[Stored records]
┄┄┄┄┄┄

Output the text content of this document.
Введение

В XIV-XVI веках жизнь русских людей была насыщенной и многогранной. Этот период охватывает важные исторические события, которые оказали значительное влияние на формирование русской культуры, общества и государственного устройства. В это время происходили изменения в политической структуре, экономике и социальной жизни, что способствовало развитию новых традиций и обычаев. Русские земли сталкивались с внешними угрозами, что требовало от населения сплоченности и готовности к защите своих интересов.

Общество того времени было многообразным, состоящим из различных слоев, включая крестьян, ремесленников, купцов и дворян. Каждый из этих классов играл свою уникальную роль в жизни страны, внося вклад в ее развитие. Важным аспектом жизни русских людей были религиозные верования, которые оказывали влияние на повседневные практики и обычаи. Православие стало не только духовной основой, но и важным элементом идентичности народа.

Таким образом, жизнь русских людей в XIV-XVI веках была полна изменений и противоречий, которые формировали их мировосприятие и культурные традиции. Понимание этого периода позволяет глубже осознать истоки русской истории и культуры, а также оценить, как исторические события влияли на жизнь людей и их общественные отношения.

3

┄┄┄┄┄┄

■ WHAT YOU SHOULD DO
Extract the listing in its entirety, matching it exactly.

■ EXERCISE SOLUTION
Output the text content of this document.
Введение

В XIV-XVI веках жизнь русских людей была насыщенной и многогранной. Этот период охватывает важные исторические события, которые оказали значительное влияние на формирование русской культуры, общества и государственного устройства. В это время происходили изменения в политической структуре, экономике и социальной жизни, что способствовало развитию новых традиций и обычаев. Русские земли сталкивались с внешними угрозами, что требовало от населения сплоченности и готовности к защите своих интересов.

Общество того времени было многообразным, состоящим из различных слоев, включая крестьян, ремесленников, купцов и дворян. Каждый из этих классов играл свою уникальную роль в жизни страны, внося вклад в ее развитие. Важным аспектом жизни русских людей были религиозные верования, которые оказывали влияние на повседневные практики и обычаи. Православие стало не только духовной основой, но и важным элементом идентичности народа.

Таким образом, жизнь русских людей в XIV-XVI веках была полна изменений и противоречий, которые формировали их мировосприятие и культурные традиции. Понимание этого периода позволяет глубже осознать истоки русской истории и культуры, а также оценить, как исторические события влияли на жизнь людей и их общественные отношения.

3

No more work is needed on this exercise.